Problem description = Copy out the complete listing, word for word.

Input data =
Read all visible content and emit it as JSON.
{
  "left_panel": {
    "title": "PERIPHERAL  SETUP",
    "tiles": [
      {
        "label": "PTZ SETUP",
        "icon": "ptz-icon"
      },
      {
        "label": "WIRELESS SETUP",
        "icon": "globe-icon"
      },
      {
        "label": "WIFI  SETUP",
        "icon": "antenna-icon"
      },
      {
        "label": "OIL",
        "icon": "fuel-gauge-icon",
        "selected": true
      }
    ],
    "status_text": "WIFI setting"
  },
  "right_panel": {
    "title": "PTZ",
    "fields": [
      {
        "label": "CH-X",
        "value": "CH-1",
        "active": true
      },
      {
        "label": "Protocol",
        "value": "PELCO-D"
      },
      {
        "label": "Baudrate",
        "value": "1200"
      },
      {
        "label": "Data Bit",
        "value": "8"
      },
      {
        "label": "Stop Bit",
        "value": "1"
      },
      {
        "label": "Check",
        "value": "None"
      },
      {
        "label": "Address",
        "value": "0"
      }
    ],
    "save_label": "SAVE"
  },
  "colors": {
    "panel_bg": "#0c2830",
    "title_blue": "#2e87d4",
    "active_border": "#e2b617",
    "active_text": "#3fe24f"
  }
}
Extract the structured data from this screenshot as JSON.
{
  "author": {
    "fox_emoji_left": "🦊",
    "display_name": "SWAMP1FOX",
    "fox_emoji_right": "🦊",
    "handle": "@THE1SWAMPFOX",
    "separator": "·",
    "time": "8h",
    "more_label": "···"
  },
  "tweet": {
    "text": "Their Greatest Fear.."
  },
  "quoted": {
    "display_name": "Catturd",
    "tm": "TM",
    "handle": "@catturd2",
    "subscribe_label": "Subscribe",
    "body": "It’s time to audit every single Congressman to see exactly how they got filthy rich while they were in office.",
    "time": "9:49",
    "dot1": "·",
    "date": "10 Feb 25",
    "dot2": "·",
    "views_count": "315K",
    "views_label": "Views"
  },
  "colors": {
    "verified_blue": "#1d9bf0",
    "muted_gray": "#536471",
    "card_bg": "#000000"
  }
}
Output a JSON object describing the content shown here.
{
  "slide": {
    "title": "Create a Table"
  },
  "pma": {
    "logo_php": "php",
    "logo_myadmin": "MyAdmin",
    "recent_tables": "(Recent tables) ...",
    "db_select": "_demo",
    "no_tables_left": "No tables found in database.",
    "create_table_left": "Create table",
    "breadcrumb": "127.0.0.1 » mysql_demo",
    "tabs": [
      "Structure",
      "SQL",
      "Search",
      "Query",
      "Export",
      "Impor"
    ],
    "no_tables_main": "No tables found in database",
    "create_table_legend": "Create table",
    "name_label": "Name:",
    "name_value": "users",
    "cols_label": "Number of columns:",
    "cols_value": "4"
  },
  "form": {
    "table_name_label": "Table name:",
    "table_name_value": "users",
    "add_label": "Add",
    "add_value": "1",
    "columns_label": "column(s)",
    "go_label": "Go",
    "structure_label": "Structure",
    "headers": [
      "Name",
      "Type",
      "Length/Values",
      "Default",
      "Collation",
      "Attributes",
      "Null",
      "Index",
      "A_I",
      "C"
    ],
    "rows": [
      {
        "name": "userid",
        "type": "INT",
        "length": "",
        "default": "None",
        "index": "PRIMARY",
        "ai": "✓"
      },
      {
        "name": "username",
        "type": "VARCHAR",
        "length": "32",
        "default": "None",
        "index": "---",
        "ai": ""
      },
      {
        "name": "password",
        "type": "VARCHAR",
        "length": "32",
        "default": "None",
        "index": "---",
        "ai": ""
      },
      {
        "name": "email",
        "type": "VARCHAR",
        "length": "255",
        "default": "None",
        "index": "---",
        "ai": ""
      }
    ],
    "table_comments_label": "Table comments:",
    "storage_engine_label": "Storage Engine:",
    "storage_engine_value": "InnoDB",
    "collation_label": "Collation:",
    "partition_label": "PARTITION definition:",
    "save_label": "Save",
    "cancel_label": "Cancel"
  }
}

Task answer =
Read all visible content and emit it as JSON.
{
  "left_panel": {
    "title": "PERIPHERAL  SETUP",
    "tiles": [
      {
        "label": "PTZ SETUP",
        "icon": "ptz-icon"
      },
      {
        "label": "WIRELESS SETUP",
        "icon": "globe-icon"
      },
      {
        "label": "WIFI  SETUP",
        "icon": "antenna-icon"
      },
      {
        "label": "OIL",
        "icon": "fuel-gauge-icon",
        "selected": true
      }
    ],
    "status_text": "WIFI setting"
  },
  "right_panel": {
    "title": "PTZ",
    "fields": [
      {
        "label": "CH-X",
        "value": "CH-1",
        "active": true
      },
      {
        "label": "Protocol",
        "value": "PELCO-D"
      },
      {
        "label": "Baudrate",
        "value": "1200"
      },
      {
        "label": "Data Bit",
        "value": "8"
      },
      {
        "label": "Stop Bit",
        "value": "1"
      },
      {
        "label": "Check",
        "value": "None"
      },
      {
        "label": "Address",
        "value": "0"
      }
    ],
    "save_label": "SAVE"
  },
  "colors": {
    "panel_bg": "#0c2830",
    "title_blue": "#2e87d4",
    "active_border": "#e2b617",
    "active_text": "#3fe24f"
  }
}
Extract the structured data from this screenshot as JSON.
{
  "author": {
    "fox_emoji_left": "🦊",
    "display_name": "SWAMP1FOX",
    "fox_emoji_right": "🦊",
    "handle": "@THE1SWAMPFOX",
    "separator": "·",
    "time": "8h",
    "more_label": "···"
  },
  "tweet": {
    "text": "Their Greatest Fear.."
  },
  "quoted": {
    "display_name": "Catturd",
    "tm": "TM",
    "handle": "@catturd2",
    "subscribe_label": "Subscribe",
    "body": "It’s time to audit every single Congressman to see exactly how they got filthy rich while they were in office.",
    "time": "9:49",
    "dot1": "·",
    "date": "10 Feb 25",
    "dot2": "·",
    "views_count": "315K",
    "views_label": "Views"
  },
  "colors": {
    "verified_blue": "#1d9bf0",
    "muted_gray": "#536471",
    "card_bg": "#000000"
  }
}
Output a JSON object describing the content shown here.
{
  "slide": {
    "title": "Create a Table"
  },
  "pma": {
    "logo_php": "php",
    "logo_myadmin": "MyAdmin",
    "recent_tables": "(Recent tables) ...",
    "db_select": "_demo",
    "no_tables_left": "No tables found in database.",
    "create_table_left": "Create table",
    "breadcrumb": "127.0.0.1 » mysql_demo",
    "tabs": [
      "Structure",
      "SQL",
      "Search",
      "Query",
      "Export",
      "Impor"
    ],
    "no_tables_main": "No tables found in database",
    "create_table_legend": "Create table",
    "name_label": "Name:",
    "name_value": "users",
    "cols_label": "Number of columns:",
    "cols_value": "4"
  },
  "form": {
    "table_name_label": "Table name:",
    "table_name_value": "users",
    "add_label": "Add",
    "add_value": "1",
    "columns_label": "column(s)",
    "go_label": "Go",
    "structure_label": "Structure",
    "headers": [
      "Name",
      "Type",
      "Length/Values",
      "Default",
      "Collation",
      "Attributes",
      "Null",
      "Index",
      "A_I",
      "C"
    ],
    "rows": [
      {
        "name": "userid",
        "type": "INT",
        "length": "",
        "default": "None",
        "index": "PRIMARY",
        "ai": "✓"
      },
      {
        "name": "username",
        "type": "VARCHAR",
        "length": "32",
        "default": "None",
        "index": "---",
        "ai": ""
      },
      {
        "name": "password",
        "type": "VARCHAR",
        "length": "32",
        "default": "None",
        "index": "---",
        "ai": ""
      },
      {
        "name": "email",
        "type": "VARCHAR",
        "length": "255",
        "default": "None",
        "index": "---",
        "ai": ""
      }
    ],
    "table_comments_label": "Table comments:",
    "storage_engine_label": "Storage Engine:",
    "storage_engine_value": "InnoDB",
    "collation_label": "Collation:",
    "partition_label": "PARTITION definition:",
    "save_label": "Save",
    "cancel_label": "Cancel"
  }
}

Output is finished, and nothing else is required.